## EXERCISE GOAL
Could you set down each of the lines below word for word, without changing anything?

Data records
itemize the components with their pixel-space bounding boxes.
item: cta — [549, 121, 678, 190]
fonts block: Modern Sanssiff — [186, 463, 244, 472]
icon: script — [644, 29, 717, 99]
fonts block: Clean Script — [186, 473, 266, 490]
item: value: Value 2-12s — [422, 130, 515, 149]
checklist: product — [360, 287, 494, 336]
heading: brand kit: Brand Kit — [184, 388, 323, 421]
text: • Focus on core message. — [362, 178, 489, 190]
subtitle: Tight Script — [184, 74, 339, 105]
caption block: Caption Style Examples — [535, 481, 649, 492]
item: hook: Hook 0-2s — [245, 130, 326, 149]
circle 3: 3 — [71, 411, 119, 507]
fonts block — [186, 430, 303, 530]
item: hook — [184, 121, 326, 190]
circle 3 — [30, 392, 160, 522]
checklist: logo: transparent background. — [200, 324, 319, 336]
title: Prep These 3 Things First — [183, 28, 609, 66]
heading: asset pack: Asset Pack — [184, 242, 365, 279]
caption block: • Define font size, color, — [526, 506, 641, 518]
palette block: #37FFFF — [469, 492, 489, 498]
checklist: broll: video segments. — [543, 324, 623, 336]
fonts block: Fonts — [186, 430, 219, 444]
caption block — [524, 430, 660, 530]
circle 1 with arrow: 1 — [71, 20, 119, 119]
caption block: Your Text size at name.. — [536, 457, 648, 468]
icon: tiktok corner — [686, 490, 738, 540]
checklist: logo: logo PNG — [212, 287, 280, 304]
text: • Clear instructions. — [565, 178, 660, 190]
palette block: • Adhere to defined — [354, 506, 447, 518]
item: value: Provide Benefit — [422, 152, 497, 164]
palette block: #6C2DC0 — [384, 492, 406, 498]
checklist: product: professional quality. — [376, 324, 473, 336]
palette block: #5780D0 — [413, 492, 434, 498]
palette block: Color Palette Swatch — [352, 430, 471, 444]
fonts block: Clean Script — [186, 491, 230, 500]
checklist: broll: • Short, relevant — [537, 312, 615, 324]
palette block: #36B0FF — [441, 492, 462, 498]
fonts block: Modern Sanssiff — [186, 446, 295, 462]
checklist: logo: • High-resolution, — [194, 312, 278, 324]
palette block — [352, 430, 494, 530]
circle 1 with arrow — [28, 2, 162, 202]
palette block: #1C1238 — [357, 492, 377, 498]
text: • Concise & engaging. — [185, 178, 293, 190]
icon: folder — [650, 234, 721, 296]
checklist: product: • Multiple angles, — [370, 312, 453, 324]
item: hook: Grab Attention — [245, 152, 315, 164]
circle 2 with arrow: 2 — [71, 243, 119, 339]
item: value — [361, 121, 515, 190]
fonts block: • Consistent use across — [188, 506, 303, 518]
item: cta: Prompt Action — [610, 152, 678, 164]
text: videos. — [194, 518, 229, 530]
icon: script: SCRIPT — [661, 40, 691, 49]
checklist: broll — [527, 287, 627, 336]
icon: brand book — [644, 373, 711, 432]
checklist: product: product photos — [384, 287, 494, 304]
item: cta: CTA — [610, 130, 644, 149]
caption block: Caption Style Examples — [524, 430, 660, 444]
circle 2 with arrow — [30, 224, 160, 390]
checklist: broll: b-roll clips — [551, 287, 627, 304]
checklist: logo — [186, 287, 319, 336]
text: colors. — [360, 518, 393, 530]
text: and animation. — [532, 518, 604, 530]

## ANSWER TO THE TASK
itemize the components with their pixel-space bounding boxes.
item: cta — [549, 121, 678, 190]
fonts block: Modern Sanssiff — [186, 463, 244, 472]
icon: script — [644, 29, 717, 99]
fonts block: Clean Script — [186, 473, 266, 490]
item: value: Value 2-12s — [422, 130, 515, 149]
checklist: product — [360, 287, 494, 336]
heading: brand kit: Brand Kit — [184, 388, 323, 421]
text: • Focus on core message. — [362, 178, 489, 190]
subtitle: Tight Script — [184, 74, 339, 105]
caption block: Caption Style Examples — [535, 481, 649, 492]
item: hook: Hook 0-2s — [245, 130, 326, 149]
circle 3: 3 — [71, 411, 119, 507]
fonts block — [186, 430, 303, 530]
item: hook — [184, 121, 326, 190]
circle 3 — [30, 392, 160, 522]
checklist: logo: transparent background. — [200, 324, 319, 336]
title: Prep These 3 Things First — [183, 28, 609, 66]
heading: asset pack: Asset Pack — [184, 242, 365, 279]
caption block: • Define font size, color, — [526, 506, 641, 518]
palette block: #37FFFF — [469, 492, 489, 498]
checklist: broll: video segments. — [543, 324, 623, 336]
fonts block: Fonts — [186, 430, 219, 444]
caption block — [524, 430, 660, 530]
circle 1 with arrow: 1 — [71, 20, 119, 119]
caption block: Your Text size at name.. — [536, 457, 648, 468]
icon: tiktok corner — [686, 490, 738, 540]
checklist: logo: logo PNG — [212, 287, 280, 304]
text: • Clear instructions. — [565, 178, 660, 190]
palette block: • Adhere to defined — [354, 506, 447, 518]
item: value: Provide Benefit — [422, 152, 497, 164]
palette block: #6C2DC0 — [384, 492, 406, 498]
checklist: product: professional quality. — [376, 324, 473, 336]
palette block: #5780D0 — [413, 492, 434, 498]
palette block: Color Palette Swatch — [352, 430, 471, 444]
fonts block: Clean Script — [186, 491, 230, 500]
checklist: broll: • Short, relevant — [537, 312, 615, 324]
palette block: #36B0FF — [441, 492, 462, 498]
fonts block: Modern Sanssiff — [186, 446, 295, 462]
checklist: logo: • High-resolution, — [194, 312, 278, 324]
palette block — [352, 430, 494, 530]
circle 1 with arrow — [28, 2, 162, 202]
palette block: #1C1238 — [357, 492, 377, 498]
text: • Concise & engaging. — [185, 178, 293, 190]
icon: folder — [650, 234, 721, 296]
checklist: product: • Multiple angles, — [370, 312, 453, 324]
item: hook: Grab Attention — [245, 152, 315, 164]
circle 2 with arrow: 2 — [71, 243, 119, 339]
item: value — [361, 121, 515, 190]
fonts block: • Consistent use across — [188, 506, 303, 518]
item: cta: Prompt Action — [610, 152, 678, 164]
text: videos. — [194, 518, 229, 530]
icon: script: SCRIPT — [661, 40, 691, 49]
checklist: broll — [527, 287, 627, 336]
icon: brand book — [644, 373, 711, 432]
checklist: product: product photos — [384, 287, 494, 304]
item: cta: CTA — [610, 130, 644, 149]
caption block: Caption Style Examples — [524, 430, 660, 444]
circle 2 with arrow — [30, 224, 160, 390]
checklist: broll: b-roll clips — [551, 287, 627, 304]
checklist: logo — [186, 287, 319, 336]
text: colors. — [360, 518, 393, 530]
text: and animation. — [532, 518, 604, 530]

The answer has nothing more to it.